### Stated exercise
Copy the lines that follow, character for character.

Element and region listings:
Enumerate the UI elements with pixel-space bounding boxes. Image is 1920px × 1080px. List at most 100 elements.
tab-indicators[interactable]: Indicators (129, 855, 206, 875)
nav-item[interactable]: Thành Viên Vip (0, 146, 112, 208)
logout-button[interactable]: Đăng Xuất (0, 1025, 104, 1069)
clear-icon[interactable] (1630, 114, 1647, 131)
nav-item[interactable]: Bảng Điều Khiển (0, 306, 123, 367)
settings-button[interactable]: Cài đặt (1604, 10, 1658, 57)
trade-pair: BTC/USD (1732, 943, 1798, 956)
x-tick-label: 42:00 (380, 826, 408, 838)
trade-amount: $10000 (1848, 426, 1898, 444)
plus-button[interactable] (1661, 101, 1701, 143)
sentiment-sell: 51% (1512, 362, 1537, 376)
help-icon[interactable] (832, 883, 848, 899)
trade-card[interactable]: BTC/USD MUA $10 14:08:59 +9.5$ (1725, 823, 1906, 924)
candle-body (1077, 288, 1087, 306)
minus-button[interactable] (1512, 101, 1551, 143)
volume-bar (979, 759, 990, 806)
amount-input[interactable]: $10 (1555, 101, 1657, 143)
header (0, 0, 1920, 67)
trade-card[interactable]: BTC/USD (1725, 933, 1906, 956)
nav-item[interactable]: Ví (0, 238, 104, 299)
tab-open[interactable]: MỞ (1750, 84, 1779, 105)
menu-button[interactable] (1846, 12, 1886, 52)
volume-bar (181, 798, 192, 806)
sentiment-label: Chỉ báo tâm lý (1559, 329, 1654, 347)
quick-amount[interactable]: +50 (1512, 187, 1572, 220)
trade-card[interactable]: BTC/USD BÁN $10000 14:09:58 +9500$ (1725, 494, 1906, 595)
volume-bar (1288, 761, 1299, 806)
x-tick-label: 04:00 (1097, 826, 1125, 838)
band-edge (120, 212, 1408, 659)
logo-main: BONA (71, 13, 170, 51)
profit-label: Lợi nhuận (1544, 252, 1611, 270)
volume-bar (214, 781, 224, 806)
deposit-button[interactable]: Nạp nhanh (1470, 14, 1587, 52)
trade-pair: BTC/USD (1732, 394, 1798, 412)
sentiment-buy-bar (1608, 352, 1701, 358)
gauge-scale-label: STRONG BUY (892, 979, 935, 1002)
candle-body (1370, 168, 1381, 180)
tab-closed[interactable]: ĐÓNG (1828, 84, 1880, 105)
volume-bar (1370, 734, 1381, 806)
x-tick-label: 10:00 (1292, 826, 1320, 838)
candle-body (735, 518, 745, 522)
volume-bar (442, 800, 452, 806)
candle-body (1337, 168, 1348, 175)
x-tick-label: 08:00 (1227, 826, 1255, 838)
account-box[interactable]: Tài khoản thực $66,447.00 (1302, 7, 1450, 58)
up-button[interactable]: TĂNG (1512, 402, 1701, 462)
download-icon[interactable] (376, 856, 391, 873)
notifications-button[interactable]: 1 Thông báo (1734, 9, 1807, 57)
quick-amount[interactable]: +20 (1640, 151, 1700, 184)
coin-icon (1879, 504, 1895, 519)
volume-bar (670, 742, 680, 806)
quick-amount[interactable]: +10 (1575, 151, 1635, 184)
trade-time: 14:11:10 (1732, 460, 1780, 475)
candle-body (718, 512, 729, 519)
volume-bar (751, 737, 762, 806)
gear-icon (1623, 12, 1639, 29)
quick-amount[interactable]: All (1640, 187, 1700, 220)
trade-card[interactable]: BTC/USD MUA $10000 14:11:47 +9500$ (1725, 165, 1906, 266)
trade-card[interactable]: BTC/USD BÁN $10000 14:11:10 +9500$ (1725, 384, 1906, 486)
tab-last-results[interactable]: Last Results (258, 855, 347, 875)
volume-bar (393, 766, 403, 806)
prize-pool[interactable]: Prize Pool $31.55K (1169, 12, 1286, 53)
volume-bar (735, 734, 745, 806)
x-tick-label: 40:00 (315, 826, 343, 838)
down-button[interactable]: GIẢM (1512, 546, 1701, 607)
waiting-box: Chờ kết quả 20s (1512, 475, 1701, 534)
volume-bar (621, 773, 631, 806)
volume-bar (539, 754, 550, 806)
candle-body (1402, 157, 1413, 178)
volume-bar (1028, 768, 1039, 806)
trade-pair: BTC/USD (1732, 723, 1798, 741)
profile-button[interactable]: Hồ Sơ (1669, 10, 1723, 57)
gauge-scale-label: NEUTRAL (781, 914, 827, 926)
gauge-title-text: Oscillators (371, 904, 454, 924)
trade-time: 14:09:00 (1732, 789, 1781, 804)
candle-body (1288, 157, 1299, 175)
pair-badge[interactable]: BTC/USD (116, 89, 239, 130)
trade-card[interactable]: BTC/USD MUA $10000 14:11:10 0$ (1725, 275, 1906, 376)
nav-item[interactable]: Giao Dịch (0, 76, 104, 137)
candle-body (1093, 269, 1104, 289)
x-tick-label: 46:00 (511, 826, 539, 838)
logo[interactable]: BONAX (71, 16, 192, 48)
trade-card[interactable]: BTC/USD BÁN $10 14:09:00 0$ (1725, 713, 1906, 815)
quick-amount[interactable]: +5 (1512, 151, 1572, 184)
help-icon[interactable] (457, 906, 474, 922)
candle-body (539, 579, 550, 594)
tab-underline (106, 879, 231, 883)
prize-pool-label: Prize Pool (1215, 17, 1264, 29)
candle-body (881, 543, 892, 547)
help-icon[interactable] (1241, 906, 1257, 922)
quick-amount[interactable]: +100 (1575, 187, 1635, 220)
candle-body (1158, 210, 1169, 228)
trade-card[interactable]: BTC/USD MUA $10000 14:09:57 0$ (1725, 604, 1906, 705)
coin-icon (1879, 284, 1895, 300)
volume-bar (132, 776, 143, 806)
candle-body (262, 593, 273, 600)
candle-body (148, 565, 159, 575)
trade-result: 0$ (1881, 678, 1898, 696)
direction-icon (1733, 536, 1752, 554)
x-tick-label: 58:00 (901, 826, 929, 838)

### The answer
Enumerate the UI elements with pixel-space bounding boxes. Image is 1920px × 1080px. List at most 100 elements.
tab-indicators[interactable]: Indicators (129, 855, 206, 875)
nav-item[interactable]: Thành Viên Vip (0, 146, 112, 208)
logout-button[interactable]: Đăng Xuất (0, 1025, 104, 1069)
clear-icon[interactable] (1630, 114, 1647, 131)
nav-item[interactable]: Bảng Điều Khiển (0, 306, 123, 367)
settings-button[interactable]: Cài đặt (1604, 10, 1658, 57)
trade-pair: BTC/USD (1732, 943, 1798, 956)
x-tick-label: 42:00 (380, 826, 408, 838)
trade-amount: $10000 (1848, 426, 1898, 444)
plus-button[interactable] (1661, 101, 1701, 143)
sentiment-sell: 51% (1512, 362, 1537, 376)
help-icon[interactable] (832, 883, 848, 899)
trade-card[interactable]: BTC/USD MUA $10 14:08:59 +9.5$ (1725, 823, 1906, 924)
candle-body (1077, 288, 1087, 306)
minus-button[interactable] (1512, 101, 1551, 143)
volume-bar (979, 759, 990, 806)
amount-input[interactable]: $10 (1555, 101, 1657, 143)
header (0, 0, 1920, 67)
trade-card[interactable]: BTC/USD (1725, 933, 1906, 956)
nav-item[interactable]: Ví (0, 238, 104, 299)
tab-open[interactable]: MỞ (1750, 84, 1779, 105)
menu-button[interactable] (1846, 12, 1886, 52)
volume-bar (181, 798, 192, 806)
sentiment-label: Chỉ báo tâm lý (1559, 329, 1654, 347)
quick-amount[interactable]: +50 (1512, 187, 1572, 220)
trade-card[interactable]: BTC/USD BÁN $10000 14:09:58 +9500$ (1725, 494, 1906, 595)
volume-bar (1288, 761, 1299, 806)
x-tick-label: 04:00 (1097, 826, 1125, 838)
band-edge (120, 212, 1408, 659)
logo-main: BONA (71, 13, 170, 51)
profit-label: Lợi nhuận (1544, 252, 1611, 270)
volume-bar (214, 781, 224, 806)
deposit-button[interactable]: Nạp nhanh (1470, 14, 1587, 52)
trade-pair: BTC/USD (1732, 394, 1798, 412)
sentiment-buy-bar (1608, 352, 1701, 358)
gauge-scale-label: STRONG BUY (892, 979, 935, 1002)
candle-body (1370, 168, 1381, 180)
tab-closed[interactable]: ĐÓNG (1828, 84, 1880, 105)
volume-bar (1370, 734, 1381, 806)
x-tick-label: 10:00 (1292, 826, 1320, 838)
candle-body (735, 518, 745, 522)
volume-bar (442, 800, 452, 806)
candle-body (1337, 168, 1348, 175)
x-tick-label: 08:00 (1227, 826, 1255, 838)
account-box[interactable]: Tài khoản thực $66,447.00 (1302, 7, 1450, 58)
up-button[interactable]: TĂNG (1512, 402, 1701, 462)
download-icon[interactable] (376, 856, 391, 873)
notifications-button[interactable]: 1 Thông báo (1734, 9, 1807, 57)
quick-amount[interactable]: +20 (1640, 151, 1700, 184)
coin-icon (1879, 504, 1895, 519)
volume-bar (670, 742, 680, 806)
quick-amount[interactable]: +10 (1575, 151, 1635, 184)
trade-time: 14:11:10 (1732, 460, 1780, 475)
candle-body (718, 512, 729, 519)
volume-bar (751, 737, 762, 806)
gear-icon (1623, 12, 1639, 29)
quick-amount[interactable]: All (1640, 187, 1700, 220)
trade-card[interactable]: BTC/USD MUA $10000 14:11:47 +9500$ (1725, 165, 1906, 266)
trade-card[interactable]: BTC/USD BÁN $10000 14:11:10 +9500$ (1725, 384, 1906, 486)
tab-last-results[interactable]: Last Results (258, 855, 347, 875)
volume-bar (393, 766, 403, 806)
prize-pool[interactable]: Prize Pool $31.55K (1169, 12, 1286, 53)
volume-bar (735, 734, 745, 806)
x-tick-label: 40:00 (315, 826, 343, 838)
down-button[interactable]: GIẢM (1512, 546, 1701, 607)
waiting-box: Chờ kết quả 20s (1512, 475, 1701, 534)
volume-bar (621, 773, 631, 806)
volume-bar (539, 754, 550, 806)
candle-body (1402, 157, 1413, 178)
volume-bar (1028, 768, 1039, 806)
trade-pair: BTC/USD (1732, 723, 1798, 741)
profile-button[interactable]: Hồ Sơ (1669, 10, 1723, 57)
gauge-scale-label: NEUTRAL (781, 914, 827, 926)
gauge-title-text: Oscillators (371, 904, 454, 924)
trade-time: 14:09:00 (1732, 789, 1781, 804)
candle-body (1288, 157, 1299, 175)
pair-badge[interactable]: BTC/USD (116, 89, 239, 130)
trade-card[interactable]: BTC/USD MUA $10000 14:11:10 0$ (1725, 275, 1906, 376)
nav-item[interactable]: Giao Dịch (0, 76, 104, 137)
candle-body (1093, 269, 1104, 289)
x-tick-label: 46:00 (511, 826, 539, 838)
logo[interactable]: BONAX (71, 16, 192, 48)
trade-card[interactable]: BTC/USD BÁN $10 14:09:00 0$ (1725, 713, 1906, 815)
quick-amount[interactable]: +5 (1512, 151, 1572, 184)
help-icon[interactable] (457, 906, 474, 922)
candle-body (539, 579, 550, 594)
tab-underline (106, 879, 231, 883)
prize-pool-label: Prize Pool (1215, 17, 1264, 29)
candle-body (881, 543, 892, 547)
help-icon[interactable] (1241, 906, 1257, 922)
quick-amount[interactable]: +100 (1575, 187, 1635, 220)
candle-body (1158, 210, 1169, 228)
trade-card[interactable]: BTC/USD MUA $10000 14:09:57 0$ (1725, 604, 1906, 705)
coin-icon (1879, 284, 1895, 300)
volume-bar (132, 776, 143, 806)
candle-body (262, 593, 273, 600)
candle-body (148, 565, 159, 575)
trade-result: 0$ (1881, 678, 1898, 696)
direction-icon (1733, 536, 1752, 554)
x-tick-label: 58:00 (901, 826, 929, 838)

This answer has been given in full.